--- Listed records ---

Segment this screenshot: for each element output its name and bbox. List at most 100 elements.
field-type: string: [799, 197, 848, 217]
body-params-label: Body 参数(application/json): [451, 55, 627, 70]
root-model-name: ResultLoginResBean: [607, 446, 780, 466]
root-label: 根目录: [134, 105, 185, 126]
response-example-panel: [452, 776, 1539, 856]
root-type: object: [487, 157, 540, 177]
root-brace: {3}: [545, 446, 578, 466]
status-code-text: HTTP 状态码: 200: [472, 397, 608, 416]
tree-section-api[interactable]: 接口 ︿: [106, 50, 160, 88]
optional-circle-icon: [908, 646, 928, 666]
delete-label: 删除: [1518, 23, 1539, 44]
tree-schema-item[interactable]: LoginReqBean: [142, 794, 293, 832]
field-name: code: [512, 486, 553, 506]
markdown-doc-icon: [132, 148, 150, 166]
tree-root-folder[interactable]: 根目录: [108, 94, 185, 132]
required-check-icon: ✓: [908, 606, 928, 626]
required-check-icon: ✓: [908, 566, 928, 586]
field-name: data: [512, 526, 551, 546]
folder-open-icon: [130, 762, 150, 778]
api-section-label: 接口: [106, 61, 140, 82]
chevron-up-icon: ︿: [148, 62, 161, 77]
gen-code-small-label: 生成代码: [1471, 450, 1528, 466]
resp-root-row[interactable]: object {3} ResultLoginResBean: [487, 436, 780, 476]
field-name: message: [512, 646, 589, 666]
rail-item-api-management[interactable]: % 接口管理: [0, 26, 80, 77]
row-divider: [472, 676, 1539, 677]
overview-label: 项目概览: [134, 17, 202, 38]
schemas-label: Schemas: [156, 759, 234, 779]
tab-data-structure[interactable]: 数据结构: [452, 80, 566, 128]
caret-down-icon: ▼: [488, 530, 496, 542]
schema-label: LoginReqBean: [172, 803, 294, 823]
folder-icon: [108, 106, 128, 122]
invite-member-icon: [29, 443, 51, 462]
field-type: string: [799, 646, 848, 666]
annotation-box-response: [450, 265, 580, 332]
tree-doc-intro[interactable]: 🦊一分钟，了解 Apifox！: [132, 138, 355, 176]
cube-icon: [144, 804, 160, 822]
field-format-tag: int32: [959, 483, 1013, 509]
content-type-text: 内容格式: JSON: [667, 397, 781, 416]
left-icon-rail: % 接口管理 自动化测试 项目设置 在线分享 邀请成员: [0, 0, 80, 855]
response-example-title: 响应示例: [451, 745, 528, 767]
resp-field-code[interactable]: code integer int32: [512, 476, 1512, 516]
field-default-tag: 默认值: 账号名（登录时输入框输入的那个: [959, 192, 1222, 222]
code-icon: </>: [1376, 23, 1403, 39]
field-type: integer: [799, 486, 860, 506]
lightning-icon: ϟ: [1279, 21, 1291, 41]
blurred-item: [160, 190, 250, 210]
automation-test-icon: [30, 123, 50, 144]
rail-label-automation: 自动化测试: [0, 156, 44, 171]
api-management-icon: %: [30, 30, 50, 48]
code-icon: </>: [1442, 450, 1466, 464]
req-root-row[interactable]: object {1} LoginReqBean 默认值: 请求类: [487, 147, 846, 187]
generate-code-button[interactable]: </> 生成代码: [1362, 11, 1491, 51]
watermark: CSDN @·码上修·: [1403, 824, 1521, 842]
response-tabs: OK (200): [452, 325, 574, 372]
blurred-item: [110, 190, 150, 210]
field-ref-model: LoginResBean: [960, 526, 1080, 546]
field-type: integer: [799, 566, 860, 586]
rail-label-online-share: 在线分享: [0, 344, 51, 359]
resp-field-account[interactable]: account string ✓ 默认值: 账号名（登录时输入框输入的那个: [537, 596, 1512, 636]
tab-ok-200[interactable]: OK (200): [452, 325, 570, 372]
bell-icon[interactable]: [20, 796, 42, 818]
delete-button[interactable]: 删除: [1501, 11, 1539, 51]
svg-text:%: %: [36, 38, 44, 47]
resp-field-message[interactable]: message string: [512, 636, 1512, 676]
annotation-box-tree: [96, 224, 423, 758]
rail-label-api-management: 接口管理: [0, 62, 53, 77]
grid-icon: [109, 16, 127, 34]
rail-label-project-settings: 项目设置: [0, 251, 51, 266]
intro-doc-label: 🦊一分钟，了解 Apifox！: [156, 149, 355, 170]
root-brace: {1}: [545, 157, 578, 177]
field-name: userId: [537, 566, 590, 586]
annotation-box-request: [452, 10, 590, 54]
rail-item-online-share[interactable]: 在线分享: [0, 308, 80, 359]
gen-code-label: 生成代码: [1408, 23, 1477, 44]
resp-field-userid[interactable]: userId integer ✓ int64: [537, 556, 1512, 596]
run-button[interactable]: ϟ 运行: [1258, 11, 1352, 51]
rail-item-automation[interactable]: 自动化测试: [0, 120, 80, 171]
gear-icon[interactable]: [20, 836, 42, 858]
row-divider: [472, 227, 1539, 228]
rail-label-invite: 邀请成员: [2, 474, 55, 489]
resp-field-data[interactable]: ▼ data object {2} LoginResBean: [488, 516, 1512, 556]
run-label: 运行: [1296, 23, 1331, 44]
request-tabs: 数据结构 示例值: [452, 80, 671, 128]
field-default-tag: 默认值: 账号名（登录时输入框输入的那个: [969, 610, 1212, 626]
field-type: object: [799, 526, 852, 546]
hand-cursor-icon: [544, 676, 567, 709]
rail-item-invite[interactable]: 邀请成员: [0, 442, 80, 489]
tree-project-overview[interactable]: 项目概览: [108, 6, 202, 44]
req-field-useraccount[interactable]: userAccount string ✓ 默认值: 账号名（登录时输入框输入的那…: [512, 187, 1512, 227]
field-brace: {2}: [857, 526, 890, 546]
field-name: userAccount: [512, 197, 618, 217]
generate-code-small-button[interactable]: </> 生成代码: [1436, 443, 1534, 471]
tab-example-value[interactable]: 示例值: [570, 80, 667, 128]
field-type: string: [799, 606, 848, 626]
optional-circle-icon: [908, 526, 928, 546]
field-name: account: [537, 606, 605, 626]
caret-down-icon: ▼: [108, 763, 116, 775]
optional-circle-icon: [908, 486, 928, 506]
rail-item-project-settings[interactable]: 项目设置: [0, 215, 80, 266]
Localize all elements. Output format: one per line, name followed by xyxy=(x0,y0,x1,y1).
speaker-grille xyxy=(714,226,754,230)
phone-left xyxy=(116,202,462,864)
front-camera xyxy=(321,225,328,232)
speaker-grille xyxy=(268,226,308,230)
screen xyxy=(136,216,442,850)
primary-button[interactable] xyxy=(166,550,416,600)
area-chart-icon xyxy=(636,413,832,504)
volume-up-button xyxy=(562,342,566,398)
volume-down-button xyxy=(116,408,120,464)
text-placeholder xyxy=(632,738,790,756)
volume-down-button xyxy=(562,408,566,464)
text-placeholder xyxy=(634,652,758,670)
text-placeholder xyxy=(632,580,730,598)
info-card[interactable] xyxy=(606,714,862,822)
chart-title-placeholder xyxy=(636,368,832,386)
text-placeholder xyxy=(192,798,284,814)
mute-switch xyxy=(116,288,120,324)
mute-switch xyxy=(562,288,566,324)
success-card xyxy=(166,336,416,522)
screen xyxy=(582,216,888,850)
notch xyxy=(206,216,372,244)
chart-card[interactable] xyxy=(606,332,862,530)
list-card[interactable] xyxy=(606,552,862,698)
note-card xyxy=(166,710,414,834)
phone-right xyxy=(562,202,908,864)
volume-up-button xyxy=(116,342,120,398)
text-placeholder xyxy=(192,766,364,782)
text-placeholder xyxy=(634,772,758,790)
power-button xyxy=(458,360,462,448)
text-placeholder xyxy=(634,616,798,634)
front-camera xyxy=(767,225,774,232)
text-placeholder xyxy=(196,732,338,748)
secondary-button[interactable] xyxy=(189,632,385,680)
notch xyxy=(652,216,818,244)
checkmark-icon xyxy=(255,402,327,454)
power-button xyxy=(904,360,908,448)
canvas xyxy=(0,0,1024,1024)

---

Reproduce the data from its first line through the line containing "row-divider: [472, 676, 1539, 677]", replacing "required-check-icon" with "required-tick-icon" and leaving everything else unchanged.

Segment this screenshot: for each element output its name and bbox. List at most 100 elements.
field-type: string: [799, 197, 848, 217]
body-params-label: Body 参数(application/json): [451, 55, 627, 70]
root-model-name: ResultLoginResBean: [607, 446, 780, 466]
root-label: 根目录: [134, 105, 185, 126]
response-example-panel: [452, 776, 1539, 856]
root-type: object: [487, 157, 540, 177]
root-brace: {3}: [545, 446, 578, 466]
status-code-text: HTTP 状态码: 200: [472, 397, 608, 416]
tree-section-api[interactable]: 接口 ︿: [106, 50, 160, 88]
optional-circle-icon: [908, 646, 928, 666]
delete-label: 删除: [1518, 23, 1539, 44]
tree-schema-item[interactable]: LoginReqBean: [142, 794, 293, 832]
field-name: code: [512, 486, 553, 506]
markdown-doc-icon: [132, 148, 150, 166]
tree-root-folder[interactable]: 根目录: [108, 94, 185, 132]
required-tick-icon: ✓: [908, 606, 928, 626]
required-tick-icon: ✓: [908, 566, 928, 586]
field-name: data: [512, 526, 551, 546]
folder-open-icon: [130, 762, 150, 778]
api-section-label: 接口: [106, 61, 140, 82]
chevron-up-icon: ︿: [148, 62, 161, 77]
gen-code-small-label: 生成代码: [1471, 450, 1528, 466]
resp-root-row[interactable]: object {3} ResultLoginResBean: [487, 436, 780, 476]
field-name: message: [512, 646, 589, 666]
rail-item-api-management[interactable]: % 接口管理: [0, 26, 80, 77]
row-divider: [472, 676, 1539, 677]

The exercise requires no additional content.